**** Records to process
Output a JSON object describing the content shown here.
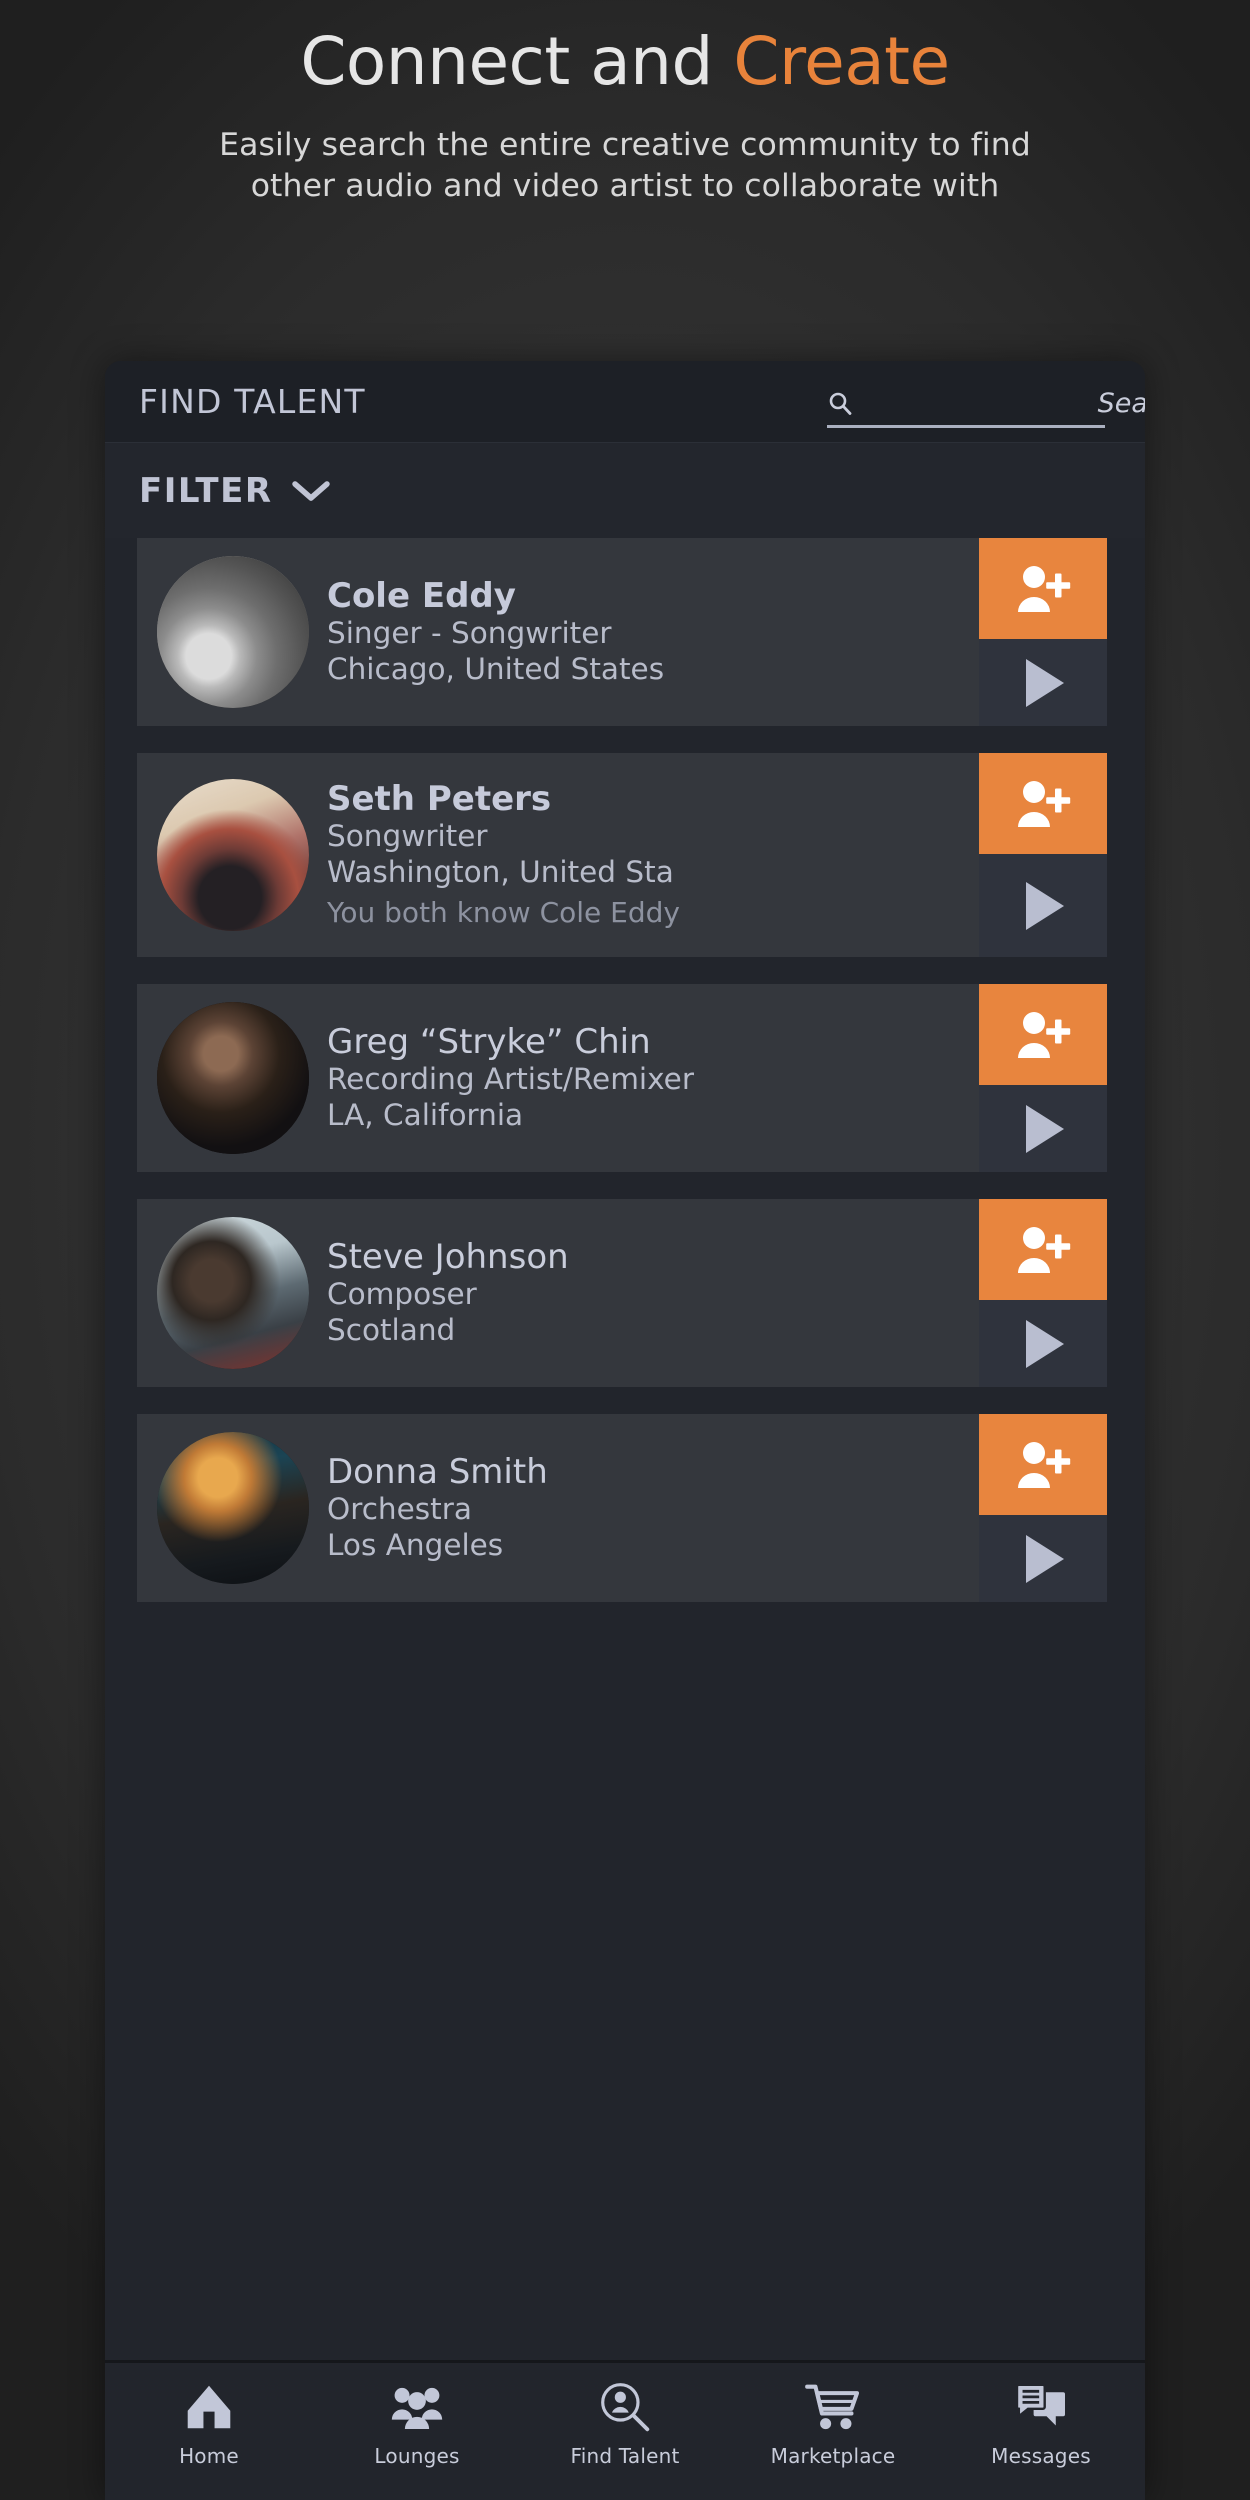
{
  "hero": {
    "title_main": "Connect and ",
    "title_accent": "Create",
    "subtitle_line1": "Easily search the entire creative community to find",
    "subtitle_line2": "other audio and video artist to collaborate with",
    "accent_color": "#e8833b",
    "title_color": "#e6e6e6"
  },
  "app": {
    "header": {
      "title": "FIND TALENT",
      "search_icon": "search-icon",
      "search_value": "",
      "search_placeholder": "Search"
    },
    "filter": {
      "label": "FILTER",
      "chevron_icon": "chevron-down-icon"
    },
    "results": [
      {
        "name": "Cole Eddy",
        "bold_name": true,
        "role": "Singer - Songwriter",
        "location": "Chicago, United States",
        "mutual": "",
        "add_icon": "person-add-icon",
        "play_icon": "play-icon",
        "avatar_name": "avatar-cole-eddy"
      },
      {
        "name": "Seth Peters",
        "bold_name": true,
        "role": "Songwriter",
        "location": "Washington, United Sta",
        "mutual": "You both know Cole Eddy",
        "add_icon": "person-add-icon",
        "play_icon": "play-icon",
        "avatar_name": "avatar-seth-peters"
      },
      {
        "name": "Greg “Stryke” Chin",
        "bold_name": false,
        "role": "Recording Artist/Remixer",
        "location": "LA, California",
        "mutual": "",
        "add_icon": "person-add-icon",
        "play_icon": "play-icon",
        "avatar_name": "avatar-greg-stryke-chin"
      },
      {
        "name": "Steve Johnson",
        "bold_name": false,
        "role": "Composer",
        "location": "Scotland",
        "mutual": "",
        "add_icon": "person-add-icon",
        "play_icon": "play-icon",
        "avatar_name": "avatar-steve-johnson"
      },
      {
        "name": "Donna Smith",
        "bold_name": false,
        "role": "Orchestra",
        "location": "Los Angeles",
        "mutual": "",
        "add_icon": "person-add-icon",
        "play_icon": "play-icon",
        "avatar_name": "avatar-donna-smith"
      }
    ],
    "bottom_nav": [
      {
        "label": "Home",
        "icon": "home-icon"
      },
      {
        "label": "Lounges",
        "icon": "people-group-icon"
      },
      {
        "label": "Find Talent",
        "icon": "person-search-icon"
      },
      {
        "label": "Marketplace",
        "icon": "shopping-cart-icon"
      },
      {
        "label": "Messages",
        "icon": "chat-bubbles-icon"
      }
    ]
  },
  "colors": {
    "accent_orange": "#e8853e",
    "card_bg": "#34373d",
    "panel_bg": "#22252c",
    "header_bg": "#1d2026",
    "play_bg": "#2f333d",
    "text_primary": "#c9cddb",
    "text_secondary": "#b8bcca",
    "text_muted": "#8d92a0"
  }
}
********
(Problem details)
Restate the entire listing word for word, excluding pictures.

(The answer)
Output a JSON object describing the content shown here.
{
  "hero": {
    "title_main": "Connect and ",
    "title_accent": "Create",
    "subtitle_line1": "Easily search the entire creative community to find",
    "subtitle_line2": "other audio and video artist to collaborate with",
    "accent_color": "#e8833b",
    "title_color": "#e6e6e6"
  },
  "app": {
    "header": {
      "title": "FIND TALENT",
      "search_icon": "search-icon",
      "search_value": "",
      "search_placeholder": "Search"
    },
    "filter": {
      "label": "FILTER",
      "chevron_icon": "chevron-down-icon"
    },
    "results": [
      {
        "name": "Cole Eddy",
        "bold_name": true,
        "role": "Singer - Songwriter",
        "location": "Chicago, United States",
        "mutual": "",
        "add_icon": "person-add-icon",
        "play_icon": "play-icon",
        "avatar_name": "avatar-cole-eddy"
      },
      {
        "name": "Seth Peters",
        "bold_name": true,
        "role": "Songwriter",
        "location": "Washington, United Sta",
        "mutual": "You both know Cole Eddy",
        "add_icon": "person-add-icon",
        "play_icon": "play-icon",
        "avatar_name": "avatar-seth-peters"
      },
      {
        "name": "Greg “Stryke” Chin",
        "bold_name": false,
        "role": "Recording Artist/Remixer",
        "location": "LA, California",
        "mutual": "",
        "add_icon": "person-add-icon",
        "play_icon": "play-icon",
        "avatar_name": "avatar-greg-stryke-chin"
      },
      {
        "name": "Steve Johnson",
        "bold_name": false,
        "role": "Composer",
        "location": "Scotland",
        "mutual": "",
        "add_icon": "person-add-icon",
        "play_icon": "play-icon",
        "avatar_name": "avatar-steve-johnson"
      },
      {
        "name": "Donna Smith",
        "bold_name": false,
        "role": "Orchestra",
        "location": "Los Angeles",
        "mutual": "",
        "add_icon": "person-add-icon",
        "play_icon": "play-icon",
        "avatar_name": "avatar-donna-smith"
      }
    ],
    "bottom_nav": [
      {
        "label": "Home",
        "icon": "home-icon"
      },
      {
        "label": "Lounges",
        "icon": "people-group-icon"
      },
      {
        "label": "Find Talent",
        "icon": "person-search-icon"
      },
      {
        "label": "Marketplace",
        "icon": "shopping-cart-icon"
      },
      {
        "label": "Messages",
        "icon": "chat-bubbles-icon"
      }
    ]
  },
  "colors": {
    "accent_orange": "#e8853e",
    "card_bg": "#34373d",
    "panel_bg": "#22252c",
    "header_bg": "#1d2026",
    "play_bg": "#2f333d",
    "text_primary": "#c9cddb",
    "text_secondary": "#b8bcca",
    "text_muted": "#8d92a0"
  }
}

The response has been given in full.